**Task objective**
Give back every line exactly as it appears, pictures excluded.

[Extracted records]
>>
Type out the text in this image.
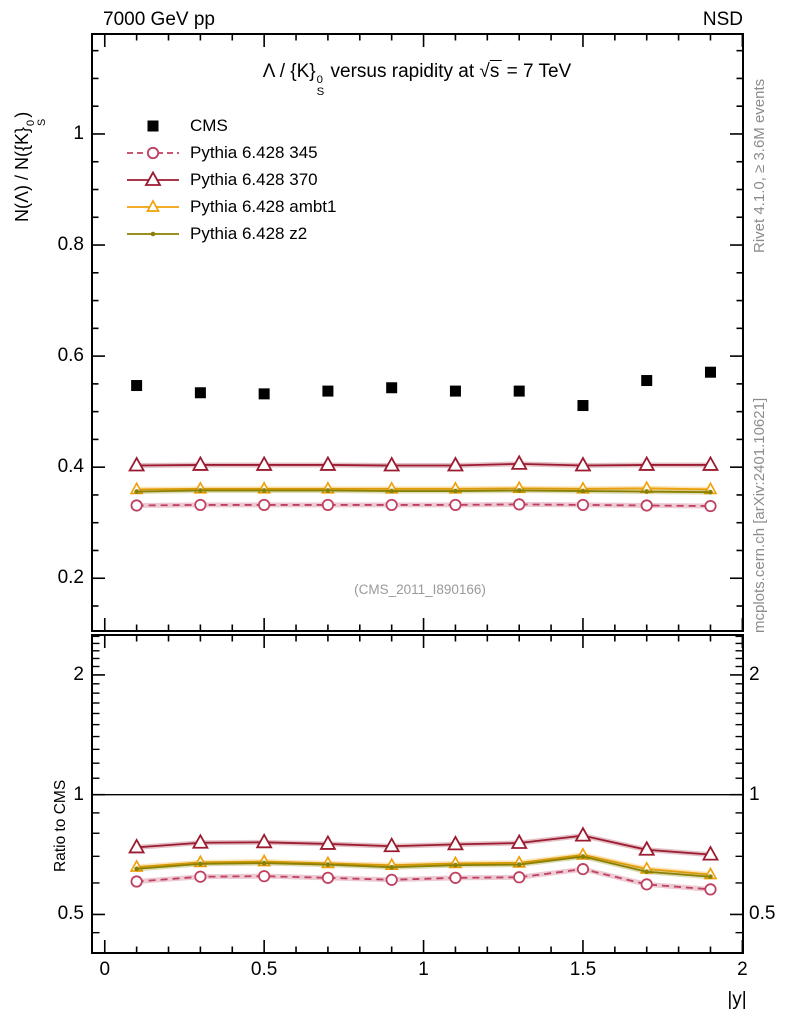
7000 GeV pp	NSD
Λ / {K} 0
S
versus rapidity at √s = 7 TeV
N(Λ) / N({K}
0 S
)
Ratio to CMS
|y|
CMS
Pythia 6.428 345
Pythia 6.428 370
Pythia 6.428 ambt1
Pythia 6.428 z2
(CMS_2011_I890166)
Rivet 4.1.0, ≥ 3.6M events
mcplots.cern.ch [arXiv:2401.10621]
0.2
0.4
0.6
0.8
1
0.5	0.5
1	1
2	2
0	0.5	1	1.5	2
<<
**Correct answer**
Type out the text in this image.
7000 GeV pp	NSD
Λ / {K} 0
S
versus rapidity at √s = 7 TeV
N(Λ) / N({K}
0 S
)
Ratio to CMS
|y|
CMS
Pythia 6.428 345
Pythia 6.428 370
Pythia 6.428 ambt1
Pythia 6.428 z2
(CMS_2011_I890166)
Rivet 4.1.0, ≥ 3.6M events
mcplots.cern.ch [arXiv:2401.10621]
0.2
0.4
0.6
0.8
1
0.5	0.5
1	1
2	2
0	0.5	1	1.5	2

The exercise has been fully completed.